* Excerpted text
--------------------------------
Services most frequently used were among those described as most helpful, and those least often used were rated less favorably. The exceptions to this pattern were support from family members and peer support services (both peer support group and online peer support). Support from family members was often used but also had relatively high prevalence of unfavorable experiences. Conversely, peer support services were used by less than half of those responding but were among the most favorably rated by our survey respondents. This combination of relatively infrequent use and high rates of perceived helpfulness suggests a missed opportunity: increasing awareness and availability of organized peer support resources could have significant benefit for people who experience suicidal thoughts.
--------------------------------
* Information supplied
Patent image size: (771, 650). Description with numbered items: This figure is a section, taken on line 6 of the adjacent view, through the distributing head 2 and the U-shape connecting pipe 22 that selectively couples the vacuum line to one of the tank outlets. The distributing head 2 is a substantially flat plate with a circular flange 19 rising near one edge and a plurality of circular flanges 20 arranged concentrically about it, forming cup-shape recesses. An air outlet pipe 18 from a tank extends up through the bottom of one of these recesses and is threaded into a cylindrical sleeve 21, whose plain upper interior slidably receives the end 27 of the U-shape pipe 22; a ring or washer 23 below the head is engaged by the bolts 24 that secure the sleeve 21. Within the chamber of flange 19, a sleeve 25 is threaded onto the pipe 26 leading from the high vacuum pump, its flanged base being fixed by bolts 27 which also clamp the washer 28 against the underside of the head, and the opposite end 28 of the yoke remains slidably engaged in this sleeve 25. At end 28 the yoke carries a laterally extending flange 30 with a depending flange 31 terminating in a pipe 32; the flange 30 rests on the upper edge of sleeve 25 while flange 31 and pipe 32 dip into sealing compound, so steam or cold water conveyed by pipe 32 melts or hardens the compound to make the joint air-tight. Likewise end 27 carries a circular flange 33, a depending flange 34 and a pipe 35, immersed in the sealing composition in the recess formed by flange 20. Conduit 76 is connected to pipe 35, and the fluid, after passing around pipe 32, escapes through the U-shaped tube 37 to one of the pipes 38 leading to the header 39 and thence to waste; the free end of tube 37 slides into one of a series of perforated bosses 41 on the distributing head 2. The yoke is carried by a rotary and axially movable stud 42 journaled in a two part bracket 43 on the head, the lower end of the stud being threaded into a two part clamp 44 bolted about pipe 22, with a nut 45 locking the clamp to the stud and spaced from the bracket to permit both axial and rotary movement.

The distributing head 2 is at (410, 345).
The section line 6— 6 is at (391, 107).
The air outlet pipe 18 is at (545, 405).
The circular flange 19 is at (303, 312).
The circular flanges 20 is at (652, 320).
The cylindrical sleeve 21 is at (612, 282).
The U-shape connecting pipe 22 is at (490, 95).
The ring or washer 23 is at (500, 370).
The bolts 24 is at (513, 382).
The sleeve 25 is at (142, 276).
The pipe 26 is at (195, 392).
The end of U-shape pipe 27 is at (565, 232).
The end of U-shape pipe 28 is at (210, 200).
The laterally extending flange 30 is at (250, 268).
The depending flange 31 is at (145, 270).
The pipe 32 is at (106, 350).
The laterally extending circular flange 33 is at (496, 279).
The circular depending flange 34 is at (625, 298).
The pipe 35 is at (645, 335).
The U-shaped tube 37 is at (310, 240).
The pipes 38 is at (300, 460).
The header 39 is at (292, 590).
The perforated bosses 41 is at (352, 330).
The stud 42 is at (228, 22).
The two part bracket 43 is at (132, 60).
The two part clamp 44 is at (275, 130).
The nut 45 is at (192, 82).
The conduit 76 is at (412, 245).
--------------------------------
* Task prompt
Rewrite the part of the passage on support services that opens with the words containing "Services most frequently" and closes with "experience suicidal thoughts.", putting "lost opportunity" in place of "missed opportunity".

* Response area
Services most frequently used were among those described as most helpful, and those least often used were rated less favorably. The exceptions to this pattern were support from family members and peer support services (both peer support group and online peer support). Support from family members was often used but also had relatively high prevalence of unfavorable experiences. Conversely, peer support services were used by less than half of those responding but were among the most favorably rated by our survey respondents. This combination of relatively infrequent use and high rates of perceived helpfulness suggests a lost opportunity: increasing awareness and availability of organized peer support resources could have significant benefit for people who experience suicidal thoughts.